[Collected data entries]:
● ● ● ● ●

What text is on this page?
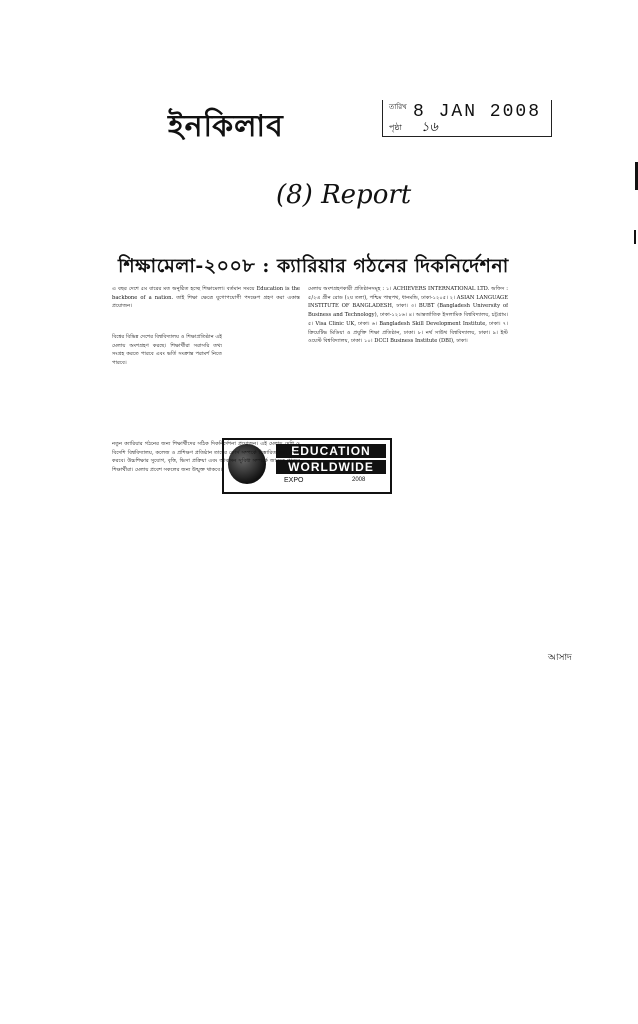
ইনকিলাব
তারিখ 8 JAN 2008
পৃষ্ঠা ১৬
(8) Report
শিক্ষামেলা-২০০৮ : ক্যারিয়ার গঠনের দিকনির্দেশনা
এ বছর দেশে ৫ম বারের মত অনুষ্ঠিত হচ্ছে শিক্ষামেলা। বর্তমান সময়ে Education is the backbone of a nation. তাই শিক্ষা ক্ষেত্রে যুগোপযোগী পদক্ষেপ গ্রহণ করা একান্ত প্রয়োজন।
বিশ্বের বিভিন্ন দেশের বিশ্ববিদ্যালয় ও শিক্ষাপ্রতিষ্ঠান এই মেলায় অংশগ্রহণ করছে। শিক্ষার্থীরা সরাসরি তথ্য সংগ্রহ করতে পারবে এবং ভর্তি সংক্রান্ত পরামর্শ নিতে পারবে।
EDUCATION
WORLDWIDE
EXPO	2008
নতুন ক্যারিয়ার গঠনের জন্য শিক্ষার্থীদের সঠিক দিকনির্দেশনা প্রয়োজন। এই মেলায় দেশি ও বিদেশি বিশ্ববিদ্যালয়, কলেজ ও প্রশিক্ষণ প্রতিষ্ঠান তাদের কোর্স সম্পর্কে বিস্তারিত তথ্য প্রদান করবে। উচ্চশিক্ষার সুযোগ, বৃত্তি, ভিসা প্রক্রিয়া এবং আবাসন সুবিধা সম্পর্কে জানতে পারবে শিক্ষার্থীরা। মেলায় প্রবেশ সকলের জন্য উন্মুক্ত থাকবে।
মেলায় অংশগ্রহণকারী প্রতিষ্ঠানসমূহ : ১। ACHIEVERS INTERNATIONAL LTD. অফিস : ৫/২এ গ্রীন রোড (২য় তলা), পশ্চিম পান্থপথ, ধানমন্ডি, ঢাকা-১২০৫। ২। ASIAN LANGUAGE INSTITUTE OF BANGLADESH, ঢাকা। ৩। BUBT (Bangladesh University of Business and Technology), ঢাকা-১২১৬। ৪। আন্তর্জাতিক ইসলামিক বিশ্ববিদ্যালয়, চট্টগ্রাম। ৫। Visa Clinic UK, ঢাকা। ৬। Bangladesh Skill Development Institute, ঢাকা। ৭। ক্রিয়েটিভ মিডিয়া ও প্রযুক্তি শিক্ষা প্রতিষ্ঠান, ঢাকা। ৮। নর্থ সাউথ বিশ্ববিদ্যালয়, ঢাকা। ৯। ইস্ট ওয়েস্ট বিশ্ববিদ্যালয়, ঢাকা। ১০। DCCI Business Institute (DBI), ঢাকা।
আসাদ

● ● ● ● ●

[Given task]:
Copy the data word for word. Pictures do not go in the copy.

[The response]:
What text is on this page?
ইনকিলাব
তারিখ 8 JAN 2008
পৃষ্ঠা ১৬
(8) Report
শিক্ষামেলা-২০০৮ : ক্যারিয়ার গঠনের দিকনির্দেশনা
এ বছর দেশে ৫ম বারের মত অনুষ্ঠিত হচ্ছে শিক্ষামেলা। বর্তমান সময়ে Education is the backbone of a nation. তাই শিক্ষা ক্ষেত্রে যুগোপযোগী পদক্ষেপ গ্রহণ করা একান্ত প্রয়োজন।
বিশ্বের বিভিন্ন দেশের বিশ্ববিদ্যালয় ও শিক্ষাপ্রতিষ্ঠান এই মেলায় অংশগ্রহণ করছে। শিক্ষার্থীরা সরাসরি তথ্য সংগ্রহ করতে পারবে এবং ভর্তি সংক্রান্ত পরামর্শ নিতে পারবে।
EDUCATION
WORLDWIDE
EXPO	2008
নতুন ক্যারিয়ার গঠনের জন্য শিক্ষার্থীদের সঠিক দিকনির্দেশনা প্রয়োজন। এই মেলায় দেশি ও বিদেশি বিশ্ববিদ্যালয়, কলেজ ও প্রশিক্ষণ প্রতিষ্ঠান তাদের কোর্স সম্পর্কে বিস্তারিত তথ্য প্রদান করবে। উচ্চশিক্ষার সুযোগ, বৃত্তি, ভিসা প্রক্রিয়া এবং আবাসন সুবিধা সম্পর্কে জানতে পারবে শিক্ষার্থীরা। মেলায় প্রবেশ সকলের জন্য উন্মুক্ত থাকবে।
মেলায় অংশগ্রহণকারী প্রতিষ্ঠানসমূহ : ১। ACHIEVERS INTERNATIONAL LTD. অফিস : ৫/২এ গ্রীন রোড (২য় তলা), পশ্চিম পান্থপথ, ধানমন্ডি, ঢাকা-১২০৫। ২। ASIAN LANGUAGE INSTITUTE OF BANGLADESH, ঢাকা। ৩। BUBT (Bangladesh University of Business and Technology), ঢাকা-১২১৬। ৪। আন্তর্জাতিক ইসলামিক বিশ্ববিদ্যালয়, চট্টগ্রাম। ৫। Visa Clinic UK, ঢাকা। ৬। Bangladesh Skill Development Institute, ঢাকা। ৭। ক্রিয়েটিভ মিডিয়া ও প্রযুক্তি শিক্ষা প্রতিষ্ঠান, ঢাকা। ৮। নর্থ সাউথ বিশ্ববিদ্যালয়, ঢাকা। ৯। ইস্ট ওয়েস্ট বিশ্ববিদ্যালয়, ঢাকা। ১০। DCCI Business Institute (DBI), ঢাকা।
আসাদ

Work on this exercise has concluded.